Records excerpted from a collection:
START
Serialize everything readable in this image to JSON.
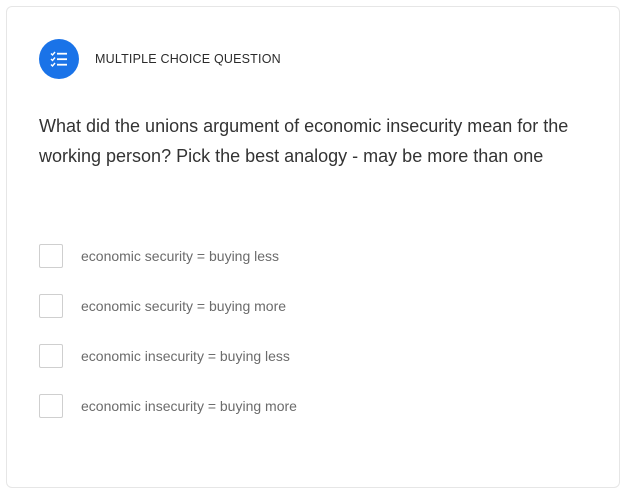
{
  "question": {
    "type_label": "MULTIPLE CHOICE QUESTION",
    "type_icon": "checklist-icon",
    "text": "What did the unions argument of economic insecurity mean for the working person? Pick the best analogy - may be more than one",
    "options": [
      {
        "label": "economic security = buying less",
        "checked": false
      },
      {
        "label": "economic security = buying more",
        "checked": false
      },
      {
        "label": "economic insecurity = buying less",
        "checked": false
      },
      {
        "label": "economic insecurity = buying more",
        "checked": false
      }
    ]
  },
  "colors": {
    "accent": "#1a73e8",
    "question_text": "#333333",
    "option_text": "#6b6b6b",
    "checkbox_border": "#cfcfcf"
  }
}
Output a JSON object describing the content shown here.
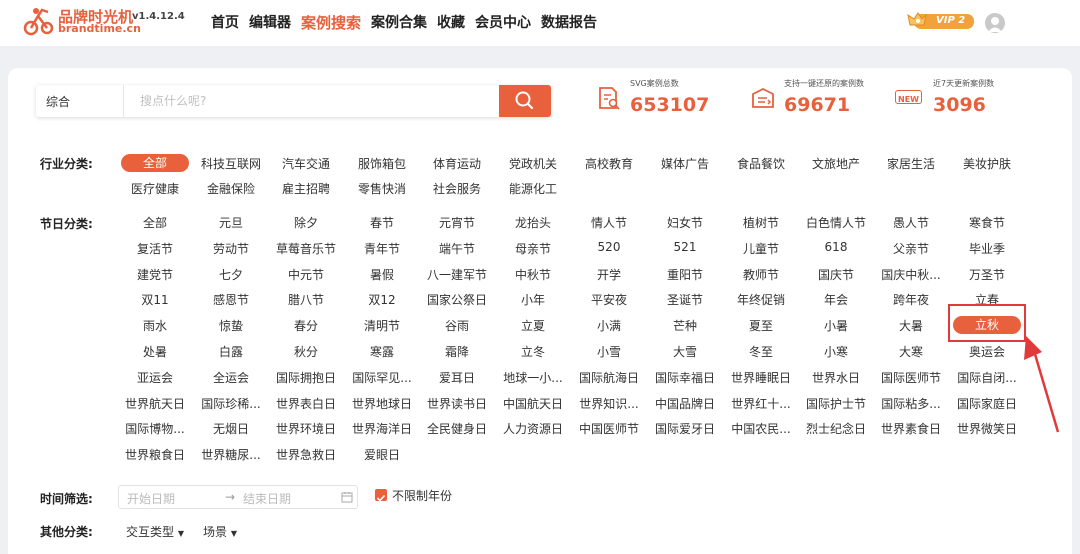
{
  "header": {
    "brand_cn": "品牌时光机",
    "brand_en": "brandtime.cn",
    "version": "v1.4.12.4",
    "nav": [
      {
        "label": "首页",
        "active": false
      },
      {
        "label": "编辑器",
        "active": false
      },
      {
        "label": "案例搜索",
        "active": true
      },
      {
        "label": "案例合集",
        "active": false
      },
      {
        "label": "收藏",
        "active": false
      },
      {
        "label": "会员中心",
        "active": false
      },
      {
        "label": "数据报告",
        "active": false
      }
    ],
    "vip_label": "VIP 2"
  },
  "search": {
    "type": "综合",
    "placeholder": "搜点什么呢?"
  },
  "stats": [
    {
      "label": "SVG案例总数",
      "value": "653107",
      "icon": "document-search-icon"
    },
    {
      "label": "支持一键还原的案例数",
      "value": "69671",
      "icon": "restore-icon"
    },
    {
      "label": "近7天更新案例数",
      "value": "3096",
      "icon": "new-badge-icon",
      "badge": "NEW"
    }
  ],
  "industry": {
    "label": "行业分类:",
    "rows": [
      [
        "全部",
        "科技互联网",
        "汽车交通",
        "服饰箱包",
        "体育运动",
        "党政机关",
        "高校教育",
        "媒体广告",
        "食品餐饮",
        "文旅地产",
        "家居生活",
        "美妆护肤"
      ],
      [
        "医疗健康",
        "金融保险",
        "雇主招聘",
        "零售快消",
        "社会服务",
        "能源化工"
      ]
    ]
  },
  "festival": {
    "label": "节日分类:",
    "rows": [
      [
        "全部",
        "元旦",
        "除夕",
        "春节",
        "元宵节",
        "龙抬头",
        "情人节",
        "妇女节",
        "植树节",
        "白色情人节",
        "愚人节",
        "寒食节"
      ],
      [
        "复活节",
        "劳动节",
        "草莓音乐节",
        "青年节",
        "端午节",
        "母亲节",
        "520",
        "521",
        "儿童节",
        "618",
        "父亲节",
        "毕业季"
      ],
      [
        "建党节",
        "七夕",
        "中元节",
        "暑假",
        "八一建军节",
        "中秋节",
        "开学",
        "重阳节",
        "教师节",
        "国庆节",
        "国庆中秋...",
        "万圣节"
      ],
      [
        "双11",
        "感恩节",
        "腊八节",
        "双12",
        "国家公祭日",
        "小年",
        "平安夜",
        "圣诞节",
        "年终促销",
        "年会",
        "跨年夜",
        "立春"
      ],
      [
        "雨水",
        "惊蛰",
        "春分",
        "清明节",
        "谷雨",
        "立夏",
        "小满",
        "芒种",
        "夏至",
        "小暑",
        "大暑",
        "立秋"
      ],
      [
        "处暑",
        "白露",
        "秋分",
        "寒露",
        "霜降",
        "立冬",
        "小雪",
        "大雪",
        "冬至",
        "小寒",
        "大寒",
        "奥运会"
      ],
      [
        "亚运会",
        "全运会",
        "国际拥抱日",
        "国际罕见...",
        "爱耳日",
        "地球一小...",
        "国际航海日",
        "国际幸福日",
        "世界睡眠日",
        "世界水日",
        "国际医师节",
        "国际自闭..."
      ],
      [
        "世界航天日",
        "国际珍稀...",
        "世界表白日",
        "世界地球日",
        "世界读书日",
        "中国航天日",
        "世界知识...",
        "中国品牌日",
        "世界红十...",
        "国际护士节",
        "国际粘多...",
        "国际家庭日"
      ],
      [
        "国际博物...",
        "无烟日",
        "世界环境日",
        "世界海洋日",
        "全民健身日",
        "人力资源日",
        "中国医师节",
        "国际爱牙日",
        "中国农民...",
        "烈士纪念日",
        "世界素食日",
        "世界微笑日"
      ],
      [
        "世界粮食日",
        "世界糖尿...",
        "世界急救日",
        "爱眼日"
      ]
    ]
  },
  "time_filter": {
    "label": "时间筛选:",
    "start_placeholder": "开始日期",
    "arrow": "→",
    "end_placeholder": "结束日期",
    "no_limit_label": "不限制年份",
    "no_limit_checked": true
  },
  "other": {
    "label": "其他分类:",
    "dropdowns": [
      "交互类型",
      "场景"
    ]
  },
  "colors": {
    "accent": "#e8603c",
    "annotation_red": "#e23a3a",
    "vip_gold": "#f2a23a"
  }
}
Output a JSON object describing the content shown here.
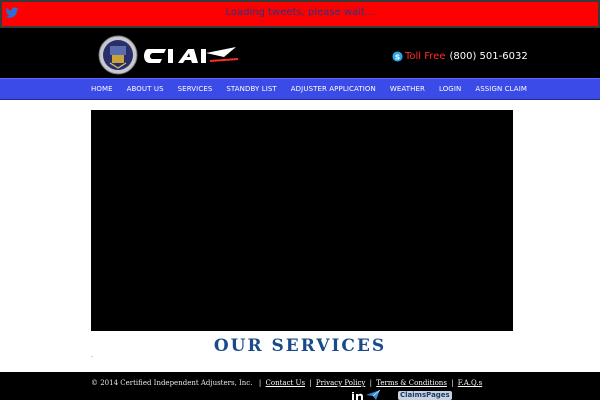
{
  "twitter": {
    "loading_text": "Loading tweets, please wait...",
    "icon": "twitter-bird-icon"
  },
  "header": {
    "brand_text": "CIAI",
    "phone": {
      "label": "Toll Free",
      "number": "(800) 501-6032",
      "icon": "skype-icon"
    }
  },
  "nav": {
    "items": [
      {
        "label": "HOME"
      },
      {
        "label": "ABOUT US"
      },
      {
        "label": "SERVICES"
      },
      {
        "label": "STANDBY LIST"
      },
      {
        "label": "ADJUSTER APPLICATION"
      },
      {
        "label": "WEATHER"
      },
      {
        "label": "LOGIN"
      },
      {
        "label": "ASSIGN CLAIM"
      }
    ]
  },
  "main": {
    "section_title": "OUR  SERVICES"
  },
  "footer": {
    "copyright": "© 2014 Certified Independent Adjusters, Inc.",
    "links": [
      {
        "label": "Contact Us"
      },
      {
        "label": "Privacy Policy"
      },
      {
        "label": "Terms & Conditions"
      },
      {
        "label": "F.A.Q.s"
      }
    ],
    "claims_logo_text": "ClaimsPages"
  },
  "colors": {
    "tweet_bar": "#ff0000",
    "header_bg": "#000000",
    "nav_bg": "#3a4be8",
    "section_title": "#1a4a8a",
    "toll_free": "#ff2a2a"
  }
}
END
■ Task requirements
The pictures in the entries should be left out; output everything else exactly.

■ Written response
Serialize everything readable in this image to JSON.
{
  "question": {
    "type_label": "MULTIPLE CHOICE QUESTION",
    "type_icon": "checklist-icon",
    "text": "What did the unions argument of economic insecurity mean for the working person? Pick the best analogy - may be more than one",
    "options": [
      {
        "label": "economic security = buying less",
        "checked": false
      },
      {
        "label": "economic security = buying more",
        "checked": false
      },
      {
        "label": "economic insecurity = buying less",
        "checked": false
      },
      {
        "label": "economic insecurity = buying more",
        "checked": false
      }
    ]
  },
  "colors": {
    "accent": "#1a73e8",
    "question_text": "#333333",
    "option_text": "#6b6b6b",
    "checkbox_border": "#cfcfcf"
  }
}
Output a JSON object describing the content shown here.
{
  "header": {
    "brand_cn": "品牌时光机",
    "brand_en": "brandtime.cn",
    "version": "v1.4.12.4",
    "nav": [
      {
        "label": "首页",
        "active": false
      },
      {
        "label": "编辑器",
        "active": false
      },
      {
        "label": "案例搜索",
        "active": true
      },
      {
        "label": "案例合集",
        "active": false
      },
      {
        "label": "收藏",
        "active": false
      },
      {
        "label": "会员中心",
        "active": false
      },
      {
        "label": "数据报告",
        "active": false
      }
    ],
    "vip_label": "VIP 2"
  },
  "search": {
    "type": "综合",
    "placeholder": "搜点什么呢?"
  },
  "stats": [
    {
      "label": "SVG案例总数",
      "value": "653107",
      "icon": "document-search-icon"
    },
    {
      "label": "支持一键还原的案例数",
      "value": "69671",
      "icon": "restore-icon"
    },
    {
      "label": "近7天更新案例数",
      "value": "3096",
      "icon": "new-badge-icon",
      "badge": "NEW"
    }
  ],
  "industry": {
    "label": "行业分类:",
    "rows": [
      [
        "全部",
        "科技互联网",
        "汽车交通",
        "服饰箱包",
        "体育运动",
        "党政机关",
        "高校教育",
        "媒体广告",
        "食品餐饮",
        "文旅地产",
        "家居生活",
        "美妆护肤"
      ],
      [
        "医疗健康",
        "金融保险",
        "雇主招聘",
        "零售快消",
        "社会服务",
        "能源化工"
      ]
    ]
  },
  "festival": {
    "label": "节日分类:",
    "rows": [
      [
        "全部",
        "元旦",
        "除夕",
        "春节",
        "元宵节",
        "龙抬头",
        "情人节",
        "妇女节",
        "植树节",
        "白色情人节",
        "愚人节",
        "寒食节"
      ],
      [
        "复活节",
        "劳动节",
        "草莓音乐节",
        "青年节",
        "端午节",
        "母亲节",
        "520",
        "521",
        "儿童节",
        "618",
        "父亲节",
        "毕业季"
      ],
      [
        "建党节",
        "七夕",
        "中元节",
        "暑假",
        "八一建军节",
        "中秋节",
        "开学",
        "重阳节",
        "教师节",
        "国庆节",
        "国庆中秋...",
        "万圣节"
      ],
      [
        "双11",
        "感恩节",
        "腊八节",
        "双12",
        "国家公祭日",
        "小年",
        "平安夜",
        "圣诞节",
        "年终促销",
        "年会",
        "跨年夜",
        "立春"
      ],
      [
        "雨水",
        "惊蛰",
        "春分",
        "清明节",
        "谷雨",
        "立夏",
        "小满",
        "芒种",
        "夏至",
        "小暑",
        "大暑",
        "立秋"
      ],
      [
        "处暑",
        "白露",
        "秋分",
        "寒露",
        "霜降",
        "立冬",
        "小雪",
        "大雪",
        "冬至",
        "小寒",
        "大寒",
        "奥运会"
      ],
      [
        "亚运会",
        "全运会",
        "国际拥抱日",
        "国际罕见...",
        "爱耳日",
        "地球一小...",
        "国际航海日",
        "国际幸福日",
        "世界睡眠日",
        "世界水日",
        "国际医师节",
        "国际自闭..."
      ],
      [
        "世界航天日",
        "国际珍稀...",
        "世界表白日",
        "世界地球日",
        "世界读书日",
        "中国航天日",
        "世界知识...",
        "中国品牌日",
        "世界红十...",
        "国际护士节",
        "国际粘多...",
        "国际家庭日"
      ],
      [
        "国际博物...",
        "无烟日",
        "世界环境日",
        "世界海洋日",
        "全民健身日",
        "人力资源日",
        "中国医师节",
        "国际爱牙日",
        "中国农民...",
        "烈士纪念日",
        "世界素食日",
        "世界微笑日"
      ],
      [
        "世界粮食日",
        "世界糖尿...",
        "世界急救日",
        "爱眼日"
      ]
    ]
  },
  "time_filter": {
    "label": "时间筛选:",
    "start_placeholder": "开始日期",
    "arrow": "→",
    "end_placeholder": "结束日期",
    "no_limit_label": "不限制年份",
    "no_limit_checked": true
  },
  "other": {
    "label": "其他分类:",
    "dropdowns": [
      "交互类型",
      "场景"
    ]
  },
  "colors": {
    "accent": "#e8603c",
    "annotation_red": "#e23a3a",
    "vip_gold": "#f2a23a"
  }
}
Output a JSON object describing the content shown here.
{
  "twitter": {
    "loading_text": "Loading tweets, please wait...",
    "icon": "twitter-bird-icon"
  },
  "header": {
    "brand_text": "CIAI",
    "phone": {
      "label": "Toll Free",
      "number": "(800) 501-6032",
      "icon": "skype-icon"
    }
  },
  "nav": {
    "items": [
      {
        "label": "HOME"
      },
      {
        "label": "ABOUT US"
      },
      {
        "label": "SERVICES"
      },
      {
        "label": "STANDBY LIST"
      },
      {
        "label": "ADJUSTER APPLICATION"
      },
      {
        "label": "WEATHER"
      },
      {
        "label": "LOGIN"
      },
      {
        "label": "ASSIGN CLAIM"
      }
    ]
  },
  "main": {
    "section_title": "OUR  SERVICES"
  },
  "footer": {
    "copyright": "© 2014 Certified Independent Adjusters, Inc.",
    "links": [
      {
        "label": "Contact Us"
      },
      {
        "label": "Privacy Policy"
      },
      {
        "label": "Terms & Conditions"
      },
      {
        "label": "F.A.Q.s"
      }
    ],
    "claims_logo_text": "ClaimsPages"
  },
  "colors": {
    "tweet_bar": "#ff0000",
    "header_bg": "#000000",
    "nav_bg": "#3a4be8",
    "section_title": "#1a4a8a",
    "toll_free": "#ff2a2a"
  }
}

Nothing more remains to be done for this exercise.